-- start of Records provided --
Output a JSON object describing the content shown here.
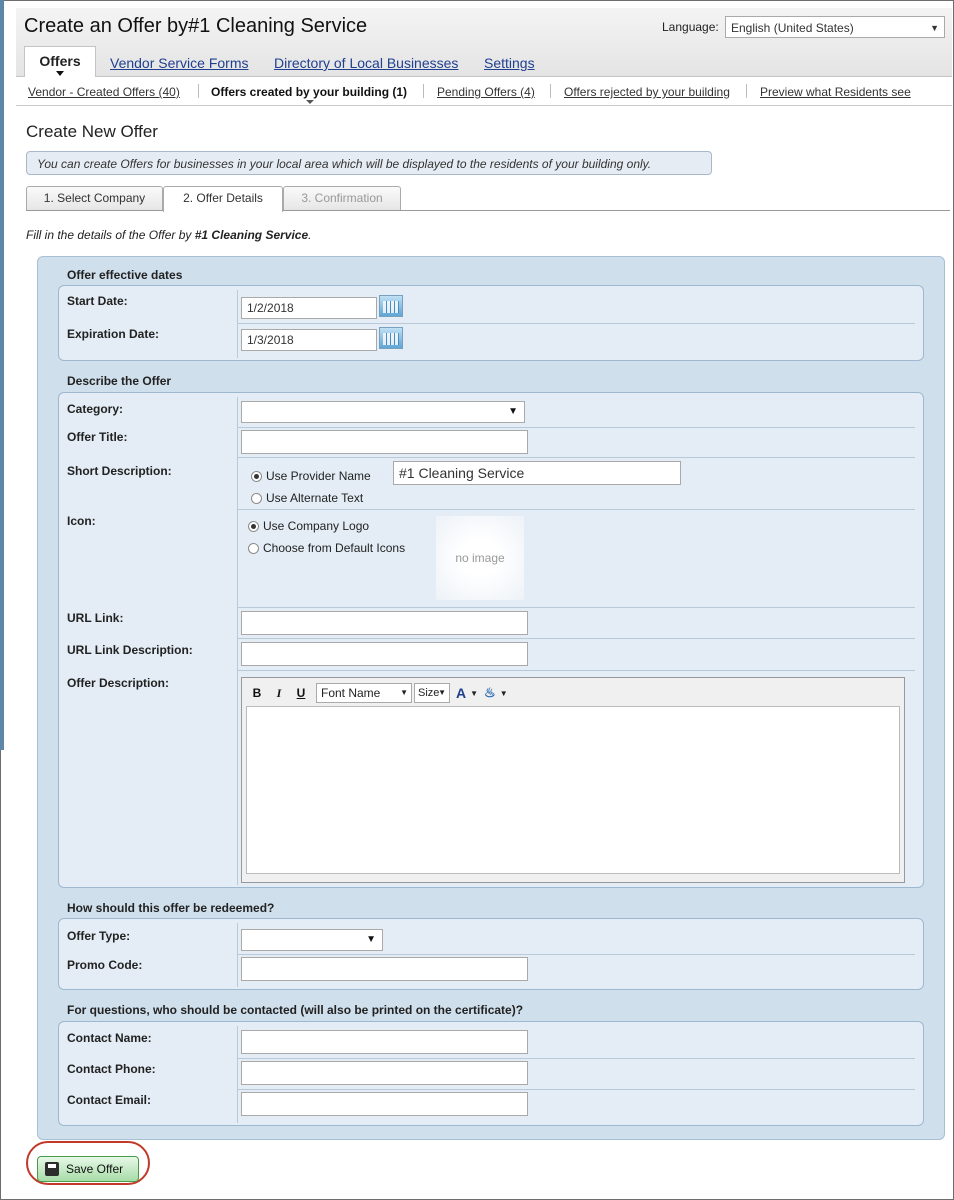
{
  "header": {
    "title": "Create an Offer by#1 Cleaning Service",
    "language_label": "Language:",
    "language_value": "English (United States)"
  },
  "top_tabs": [
    {
      "label": "Offers"
    },
    {
      "label": "Vendor Service Forms"
    },
    {
      "label": "Directory of Local Businesses"
    },
    {
      "label": "Settings"
    }
  ],
  "sub_tabs": [
    {
      "label": "Vendor - Created Offers (40)"
    },
    {
      "label": "Offers created by your building (1)"
    },
    {
      "label": "Pending Offers (4)"
    },
    {
      "label": "Offers rejected by your building"
    },
    {
      "label": "Preview what Residents see"
    }
  ],
  "page": {
    "title": "Create New Offer",
    "info": "You can create Offers for businesses in your local area which will be displayed to the residents of your building only.",
    "fill_prefix": "Fill in the details of the Offer by ",
    "fill_company": "#1 Cleaning Service",
    "fill_suffix": "."
  },
  "steps": [
    {
      "label": "1. Select Company"
    },
    {
      "label": "2. Offer Details"
    },
    {
      "label": "3. Confirmation"
    }
  ],
  "dates": {
    "section": "Offer effective dates",
    "start_label": "Start Date:",
    "start_value": "1/2/2018",
    "exp_label": "Expiration Date:",
    "exp_value": "1/3/2018"
  },
  "describe": {
    "section": "Describe the Offer",
    "category_label": "Category:",
    "title_label": "Offer Title:",
    "short_label": "Short Description:",
    "use_provider": "Use Provider Name",
    "provider_value": "#1 Cleaning Service",
    "use_alt": "Use Alternate Text",
    "icon_label": "Icon:",
    "use_logo": "Use Company Logo",
    "choose_default": "Choose from Default Icons",
    "no_image": "no image",
    "url_label": "URL Link:",
    "url_desc_label": "URL Link Description:",
    "offer_desc_label": "Offer Description:"
  },
  "editor": {
    "bold": "B",
    "italic": "I",
    "underline": "U",
    "font": "Font Name",
    "size": "Size",
    "font_color": "A"
  },
  "redeem": {
    "section": "How should this offer be redeemed?",
    "type_label": "Offer Type:",
    "promo_label": "Promo Code:"
  },
  "contact": {
    "section": "For questions, who should be contacted (will also be printed on the certificate)?",
    "name_label": "Contact Name:",
    "phone_label": "Contact Phone:",
    "email_label": "Contact Email:"
  },
  "save_label": "Save Offer"
}
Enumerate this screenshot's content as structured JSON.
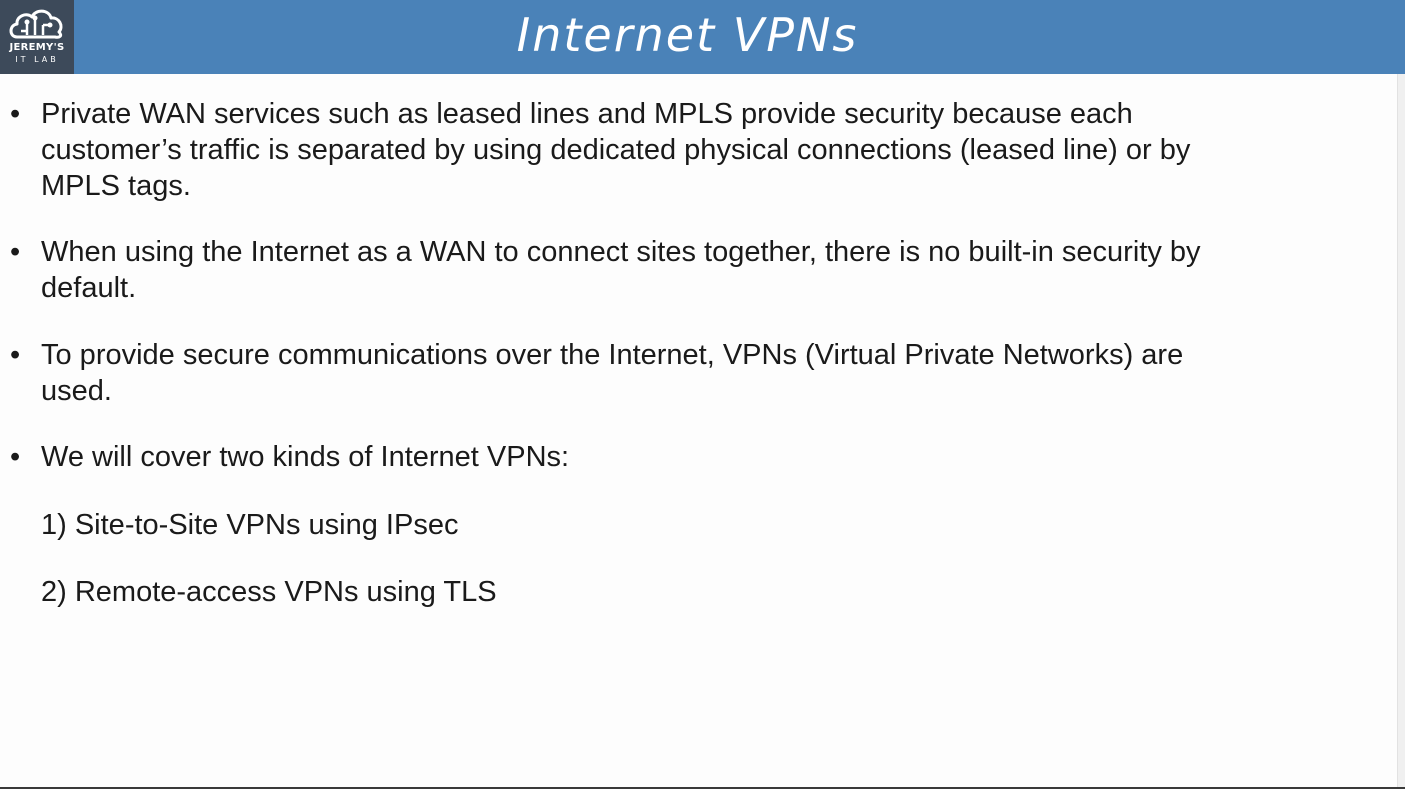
{
  "slide": {
    "title": "Internet VPNs",
    "logo": {
      "line1": "JEREMY'S",
      "line2": "IT LAB",
      "icon": "cloud-circuit-icon"
    },
    "bullets": [
      {
        "lines": [
          "Private WAN services such as leased lines and MPLS provide security because each",
          "customer’s traffic is separated by using dedicated physical connections (leased line) or by",
          "MPLS tags."
        ]
      },
      {
        "lines": [
          "When using the Internet as a WAN to connect sites together, there is no built-in security by",
          "default."
        ]
      },
      {
        "lines": [
          "To provide secure communications over the Internet, VPNs (Virtual Private Networks) are",
          "used."
        ]
      },
      {
        "lines": [
          "We will cover two kinds of Internet VPNs:"
        ]
      }
    ],
    "sub_items": [
      "1) Site-to-Site VPNs using IPsec",
      "2) Remote-access VPNs using TLS"
    ],
    "bullet_glyph": "•",
    "colors": {
      "title_bar": "#4a82b8",
      "logo_bg": "#3d4a5a",
      "text": "#1a1a1a"
    }
  }
}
-- end of Records provided --
(Short exercise)
Pictures in the records above are not copied; print everything else exactly.

(Output)
Output a JSON object describing the content shown here.
{
  "header": {
    "title": "Create an Offer by#1 Cleaning Service",
    "language_label": "Language:",
    "language_value": "English (United States)"
  },
  "top_tabs": [
    {
      "label": "Offers"
    },
    {
      "label": "Vendor Service Forms"
    },
    {
      "label": "Directory of Local Businesses"
    },
    {
      "label": "Settings"
    }
  ],
  "sub_tabs": [
    {
      "label": "Vendor - Created Offers (40)"
    },
    {
      "label": "Offers created by your building (1)"
    },
    {
      "label": "Pending Offers (4)"
    },
    {
      "label": "Offers rejected by your building"
    },
    {
      "label": "Preview what Residents see"
    }
  ],
  "page": {
    "title": "Create New Offer",
    "info": "You can create Offers for businesses in your local area which will be displayed to the residents of your building only.",
    "fill_prefix": "Fill in the details of the Offer by ",
    "fill_company": "#1 Cleaning Service",
    "fill_suffix": "."
  },
  "steps": [
    {
      "label": "1. Select Company"
    },
    {
      "label": "2. Offer Details"
    },
    {
      "label": "3. Confirmation"
    }
  ],
  "dates": {
    "section": "Offer effective dates",
    "start_label": "Start Date:",
    "start_value": "1/2/2018",
    "exp_label": "Expiration Date:",
    "exp_value": "1/3/2018"
  },
  "describe": {
    "section": "Describe the Offer",
    "category_label": "Category:",
    "title_label": "Offer Title:",
    "short_label": "Short Description:",
    "use_provider": "Use Provider Name",
    "provider_value": "#1 Cleaning Service",
    "use_alt": "Use Alternate Text",
    "icon_label": "Icon:",
    "use_logo": "Use Company Logo",
    "choose_default": "Choose from Default Icons",
    "no_image": "no image",
    "url_label": "URL Link:",
    "url_desc_label": "URL Link Description:",
    "offer_desc_label": "Offer Description:"
  },
  "editor": {
    "bold": "B",
    "italic": "I",
    "underline": "U",
    "font": "Font Name",
    "size": "Size",
    "font_color": "A"
  },
  "redeem": {
    "section": "How should this offer be redeemed?",
    "type_label": "Offer Type:",
    "promo_label": "Promo Code:"
  },
  "contact": {
    "section": "For questions, who should be contacted (will also be printed on the certificate)?",
    "name_label": "Contact Name:",
    "phone_label": "Contact Phone:",
    "email_label": "Contact Email:"
  },
  "save_label": "Save Offer"
}
Enumerate this screenshot's content as structured JSON.
{
  "slide": {
    "title": "Internet VPNs",
    "logo": {
      "line1": "JEREMY'S",
      "line2": "IT LAB",
      "icon": "cloud-circuit-icon"
    },
    "bullets": [
      {
        "lines": [
          "Private WAN services such as leased lines and MPLS provide security because each",
          "customer’s traffic is separated by using dedicated physical connections (leased line) or by",
          "MPLS tags."
        ]
      },
      {
        "lines": [
          "When using the Internet as a WAN to connect sites together, there is no built-in security by",
          "default."
        ]
      },
      {
        "lines": [
          "To provide secure communications over the Internet, VPNs (Virtual Private Networks) are",
          "used."
        ]
      },
      {
        "lines": [
          "We will cover two kinds of Internet VPNs:"
        ]
      }
    ],
    "sub_items": [
      "1) Site-to-Site VPNs using IPsec",
      "2) Remote-access VPNs using TLS"
    ],
    "bullet_glyph": "•",
    "colors": {
      "title_bar": "#4a82b8",
      "logo_bg": "#3d4a5a",
      "text": "#1a1a1a"
    }
  }
}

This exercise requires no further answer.